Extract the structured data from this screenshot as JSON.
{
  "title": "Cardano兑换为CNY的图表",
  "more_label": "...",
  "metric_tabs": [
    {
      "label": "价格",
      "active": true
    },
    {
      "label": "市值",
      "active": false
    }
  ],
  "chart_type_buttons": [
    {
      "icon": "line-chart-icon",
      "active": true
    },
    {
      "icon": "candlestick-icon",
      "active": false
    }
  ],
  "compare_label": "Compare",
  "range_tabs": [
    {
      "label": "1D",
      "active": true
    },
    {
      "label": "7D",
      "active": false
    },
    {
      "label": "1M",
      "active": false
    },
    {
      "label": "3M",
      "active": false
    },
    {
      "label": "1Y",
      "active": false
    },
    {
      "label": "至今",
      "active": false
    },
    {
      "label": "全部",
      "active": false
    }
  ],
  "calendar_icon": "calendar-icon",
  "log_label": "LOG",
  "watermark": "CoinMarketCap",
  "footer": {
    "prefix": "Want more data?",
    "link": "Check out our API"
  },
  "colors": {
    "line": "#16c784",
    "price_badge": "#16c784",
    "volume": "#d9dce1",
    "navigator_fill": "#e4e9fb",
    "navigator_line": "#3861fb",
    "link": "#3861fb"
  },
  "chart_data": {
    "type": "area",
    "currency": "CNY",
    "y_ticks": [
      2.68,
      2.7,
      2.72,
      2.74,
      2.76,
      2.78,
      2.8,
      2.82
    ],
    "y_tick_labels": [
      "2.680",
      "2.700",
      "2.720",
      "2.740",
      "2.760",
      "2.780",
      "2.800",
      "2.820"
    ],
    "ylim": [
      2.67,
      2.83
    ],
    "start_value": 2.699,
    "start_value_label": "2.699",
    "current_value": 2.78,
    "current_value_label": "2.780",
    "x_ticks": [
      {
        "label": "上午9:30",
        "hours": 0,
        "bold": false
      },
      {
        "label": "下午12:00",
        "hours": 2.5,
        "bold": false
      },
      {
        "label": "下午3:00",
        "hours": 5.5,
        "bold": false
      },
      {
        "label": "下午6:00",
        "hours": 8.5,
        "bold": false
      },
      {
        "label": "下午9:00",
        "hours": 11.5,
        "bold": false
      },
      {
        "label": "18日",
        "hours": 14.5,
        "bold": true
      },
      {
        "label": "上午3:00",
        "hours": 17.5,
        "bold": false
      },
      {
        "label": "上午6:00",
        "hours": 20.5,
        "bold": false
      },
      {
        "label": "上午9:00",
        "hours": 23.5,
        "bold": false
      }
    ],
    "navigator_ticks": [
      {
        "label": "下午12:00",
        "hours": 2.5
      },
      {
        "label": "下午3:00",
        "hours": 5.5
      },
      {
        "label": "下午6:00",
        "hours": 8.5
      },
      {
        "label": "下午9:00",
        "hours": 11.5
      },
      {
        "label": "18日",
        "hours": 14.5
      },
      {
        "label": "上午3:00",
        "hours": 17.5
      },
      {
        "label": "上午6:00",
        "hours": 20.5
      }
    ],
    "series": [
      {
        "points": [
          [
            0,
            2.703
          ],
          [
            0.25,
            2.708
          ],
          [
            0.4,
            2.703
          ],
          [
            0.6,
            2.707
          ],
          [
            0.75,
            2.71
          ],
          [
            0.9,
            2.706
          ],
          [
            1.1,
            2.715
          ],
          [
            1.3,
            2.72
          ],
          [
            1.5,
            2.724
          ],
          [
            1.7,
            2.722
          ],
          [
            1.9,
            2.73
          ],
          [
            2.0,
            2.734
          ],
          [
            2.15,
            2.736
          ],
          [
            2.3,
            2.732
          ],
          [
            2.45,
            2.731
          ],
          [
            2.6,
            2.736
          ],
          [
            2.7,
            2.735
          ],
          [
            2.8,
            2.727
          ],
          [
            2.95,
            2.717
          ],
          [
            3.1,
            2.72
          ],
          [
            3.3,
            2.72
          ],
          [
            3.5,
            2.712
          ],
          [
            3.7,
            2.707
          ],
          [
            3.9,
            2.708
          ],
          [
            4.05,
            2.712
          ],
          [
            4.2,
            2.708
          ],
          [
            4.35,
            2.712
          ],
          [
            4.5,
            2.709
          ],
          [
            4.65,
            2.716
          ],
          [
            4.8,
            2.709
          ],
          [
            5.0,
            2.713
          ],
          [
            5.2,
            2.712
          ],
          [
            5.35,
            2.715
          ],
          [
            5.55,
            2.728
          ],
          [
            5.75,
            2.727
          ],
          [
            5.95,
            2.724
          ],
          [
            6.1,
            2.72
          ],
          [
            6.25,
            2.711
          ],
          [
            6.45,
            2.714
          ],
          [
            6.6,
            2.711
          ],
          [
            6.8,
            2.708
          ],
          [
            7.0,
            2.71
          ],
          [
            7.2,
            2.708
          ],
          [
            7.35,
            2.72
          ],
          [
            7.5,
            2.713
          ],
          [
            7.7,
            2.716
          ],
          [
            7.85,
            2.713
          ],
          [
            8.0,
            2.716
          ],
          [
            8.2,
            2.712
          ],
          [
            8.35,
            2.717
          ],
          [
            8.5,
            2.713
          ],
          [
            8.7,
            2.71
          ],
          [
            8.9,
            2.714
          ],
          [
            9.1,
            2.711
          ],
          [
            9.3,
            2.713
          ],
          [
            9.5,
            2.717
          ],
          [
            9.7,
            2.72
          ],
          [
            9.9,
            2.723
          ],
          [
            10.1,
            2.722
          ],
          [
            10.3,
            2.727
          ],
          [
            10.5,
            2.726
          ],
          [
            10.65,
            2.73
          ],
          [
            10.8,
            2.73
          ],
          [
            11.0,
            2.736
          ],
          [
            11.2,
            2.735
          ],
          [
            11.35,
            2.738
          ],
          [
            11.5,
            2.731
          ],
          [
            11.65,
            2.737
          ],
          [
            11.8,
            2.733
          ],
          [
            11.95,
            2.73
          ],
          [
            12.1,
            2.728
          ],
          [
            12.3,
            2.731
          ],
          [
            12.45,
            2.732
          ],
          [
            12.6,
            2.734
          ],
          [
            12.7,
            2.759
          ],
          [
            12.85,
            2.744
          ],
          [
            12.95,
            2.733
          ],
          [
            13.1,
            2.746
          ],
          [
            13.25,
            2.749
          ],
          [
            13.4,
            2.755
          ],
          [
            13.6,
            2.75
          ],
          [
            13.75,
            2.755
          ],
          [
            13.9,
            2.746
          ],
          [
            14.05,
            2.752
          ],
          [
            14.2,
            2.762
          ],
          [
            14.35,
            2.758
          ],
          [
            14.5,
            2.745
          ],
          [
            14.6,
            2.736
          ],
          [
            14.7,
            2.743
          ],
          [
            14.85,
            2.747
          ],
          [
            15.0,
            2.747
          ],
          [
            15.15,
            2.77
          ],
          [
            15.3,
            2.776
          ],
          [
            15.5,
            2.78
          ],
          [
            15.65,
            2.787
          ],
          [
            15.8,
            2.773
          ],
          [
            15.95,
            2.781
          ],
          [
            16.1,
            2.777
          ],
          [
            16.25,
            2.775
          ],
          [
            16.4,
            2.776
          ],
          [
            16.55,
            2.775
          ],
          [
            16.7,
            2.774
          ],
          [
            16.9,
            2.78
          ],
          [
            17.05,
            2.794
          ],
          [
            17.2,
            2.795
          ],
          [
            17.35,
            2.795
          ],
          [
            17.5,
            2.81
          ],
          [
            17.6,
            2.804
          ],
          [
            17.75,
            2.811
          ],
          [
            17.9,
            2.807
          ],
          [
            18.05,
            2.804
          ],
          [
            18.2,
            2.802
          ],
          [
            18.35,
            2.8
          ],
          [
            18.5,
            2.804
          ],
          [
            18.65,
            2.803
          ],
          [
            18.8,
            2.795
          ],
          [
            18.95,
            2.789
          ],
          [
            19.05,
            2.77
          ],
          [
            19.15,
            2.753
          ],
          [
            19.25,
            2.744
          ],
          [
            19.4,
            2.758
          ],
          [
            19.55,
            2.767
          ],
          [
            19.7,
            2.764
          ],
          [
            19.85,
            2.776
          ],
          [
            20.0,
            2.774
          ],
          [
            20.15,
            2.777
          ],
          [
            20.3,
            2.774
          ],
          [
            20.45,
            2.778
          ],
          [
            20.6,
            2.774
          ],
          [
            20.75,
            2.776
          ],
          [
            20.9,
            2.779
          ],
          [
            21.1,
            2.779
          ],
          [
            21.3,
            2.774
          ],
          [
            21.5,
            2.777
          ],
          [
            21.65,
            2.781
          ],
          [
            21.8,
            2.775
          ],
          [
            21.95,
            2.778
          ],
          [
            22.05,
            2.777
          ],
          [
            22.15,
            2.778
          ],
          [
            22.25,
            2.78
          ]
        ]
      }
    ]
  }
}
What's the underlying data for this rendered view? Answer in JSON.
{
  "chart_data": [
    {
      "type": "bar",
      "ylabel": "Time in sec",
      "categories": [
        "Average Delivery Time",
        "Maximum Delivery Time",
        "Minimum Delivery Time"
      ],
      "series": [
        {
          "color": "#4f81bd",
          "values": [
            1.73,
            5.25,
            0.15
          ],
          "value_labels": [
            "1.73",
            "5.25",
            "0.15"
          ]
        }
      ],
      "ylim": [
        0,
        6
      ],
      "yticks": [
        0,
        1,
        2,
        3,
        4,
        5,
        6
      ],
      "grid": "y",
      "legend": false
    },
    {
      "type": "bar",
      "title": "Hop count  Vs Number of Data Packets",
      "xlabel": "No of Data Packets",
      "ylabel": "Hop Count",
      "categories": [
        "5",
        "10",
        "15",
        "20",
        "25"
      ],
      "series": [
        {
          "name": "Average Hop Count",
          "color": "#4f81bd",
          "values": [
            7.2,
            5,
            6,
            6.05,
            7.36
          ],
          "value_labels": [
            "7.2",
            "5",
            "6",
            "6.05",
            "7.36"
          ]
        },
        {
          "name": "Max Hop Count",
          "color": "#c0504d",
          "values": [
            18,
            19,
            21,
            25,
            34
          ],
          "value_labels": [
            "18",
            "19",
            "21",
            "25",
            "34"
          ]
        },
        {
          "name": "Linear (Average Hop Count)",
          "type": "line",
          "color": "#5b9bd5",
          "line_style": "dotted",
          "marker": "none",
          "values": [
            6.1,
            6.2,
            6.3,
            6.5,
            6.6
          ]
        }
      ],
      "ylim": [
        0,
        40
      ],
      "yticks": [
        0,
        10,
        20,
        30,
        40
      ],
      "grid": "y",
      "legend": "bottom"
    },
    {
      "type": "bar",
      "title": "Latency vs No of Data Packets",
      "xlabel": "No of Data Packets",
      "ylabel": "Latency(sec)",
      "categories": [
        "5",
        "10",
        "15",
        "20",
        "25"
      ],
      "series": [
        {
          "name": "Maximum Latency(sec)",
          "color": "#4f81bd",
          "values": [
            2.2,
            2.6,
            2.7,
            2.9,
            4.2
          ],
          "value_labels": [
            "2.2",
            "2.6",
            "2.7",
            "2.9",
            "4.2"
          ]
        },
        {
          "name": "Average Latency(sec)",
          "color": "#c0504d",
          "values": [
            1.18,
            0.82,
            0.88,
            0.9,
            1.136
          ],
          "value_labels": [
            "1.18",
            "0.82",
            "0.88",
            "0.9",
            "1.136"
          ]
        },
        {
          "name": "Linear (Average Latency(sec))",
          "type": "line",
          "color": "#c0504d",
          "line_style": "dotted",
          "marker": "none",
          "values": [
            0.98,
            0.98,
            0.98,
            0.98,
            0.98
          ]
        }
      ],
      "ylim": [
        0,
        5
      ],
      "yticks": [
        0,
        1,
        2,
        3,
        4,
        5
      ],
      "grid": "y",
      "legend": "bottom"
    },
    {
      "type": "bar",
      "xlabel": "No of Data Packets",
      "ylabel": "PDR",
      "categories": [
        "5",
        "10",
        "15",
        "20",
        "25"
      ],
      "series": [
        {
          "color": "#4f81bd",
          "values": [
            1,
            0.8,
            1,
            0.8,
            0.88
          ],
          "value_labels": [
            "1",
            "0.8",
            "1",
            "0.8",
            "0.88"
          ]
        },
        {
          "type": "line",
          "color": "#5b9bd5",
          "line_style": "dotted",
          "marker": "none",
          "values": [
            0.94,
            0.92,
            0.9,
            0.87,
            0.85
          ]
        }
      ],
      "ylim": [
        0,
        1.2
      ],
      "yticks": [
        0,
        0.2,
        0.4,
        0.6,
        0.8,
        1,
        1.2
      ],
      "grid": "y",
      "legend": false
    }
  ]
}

| PROBLEM DETAILS |
Go through the material and select each line with the string "Latency" in it.

| RESULT |
      "title": "Latency vs No of Data Packets",
      "ylabel": "Latency(sec)",
          "name": "Maximum Latency(sec)",
          "name": "Average Latency(sec)",
          "name": "Linear (Average Latency(sec))",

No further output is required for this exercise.